Written request: Look over the lines below. Report each one that includes the string "transportation".

Dataset content:

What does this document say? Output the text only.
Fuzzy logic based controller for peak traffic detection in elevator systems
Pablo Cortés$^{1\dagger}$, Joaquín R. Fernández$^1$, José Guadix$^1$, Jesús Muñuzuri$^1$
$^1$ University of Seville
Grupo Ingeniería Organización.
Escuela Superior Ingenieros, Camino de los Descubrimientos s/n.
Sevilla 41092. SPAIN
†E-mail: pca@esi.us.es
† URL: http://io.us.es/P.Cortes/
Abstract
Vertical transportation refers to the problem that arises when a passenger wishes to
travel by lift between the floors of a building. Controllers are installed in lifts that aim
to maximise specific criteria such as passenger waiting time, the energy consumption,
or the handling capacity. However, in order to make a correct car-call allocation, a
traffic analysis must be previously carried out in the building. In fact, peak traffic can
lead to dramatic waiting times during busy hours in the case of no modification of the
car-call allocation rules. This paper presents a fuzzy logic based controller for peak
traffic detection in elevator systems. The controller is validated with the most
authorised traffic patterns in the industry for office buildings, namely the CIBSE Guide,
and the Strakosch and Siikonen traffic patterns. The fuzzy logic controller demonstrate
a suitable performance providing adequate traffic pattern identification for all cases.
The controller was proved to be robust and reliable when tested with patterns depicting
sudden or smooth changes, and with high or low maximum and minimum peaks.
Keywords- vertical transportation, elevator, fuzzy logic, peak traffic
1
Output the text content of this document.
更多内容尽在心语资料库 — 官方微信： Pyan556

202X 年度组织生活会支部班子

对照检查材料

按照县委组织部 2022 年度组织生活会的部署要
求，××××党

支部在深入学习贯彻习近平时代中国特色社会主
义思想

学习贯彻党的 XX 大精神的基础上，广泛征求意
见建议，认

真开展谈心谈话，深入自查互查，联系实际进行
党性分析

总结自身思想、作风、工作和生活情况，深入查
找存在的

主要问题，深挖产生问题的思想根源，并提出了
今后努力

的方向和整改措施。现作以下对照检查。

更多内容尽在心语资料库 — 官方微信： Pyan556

Solution to the exercise:
Vertical transportation refers to the problem that arises when a passenger wishes to
Keywords- vertical transportation, elevator, fuzzy logic, peak traffic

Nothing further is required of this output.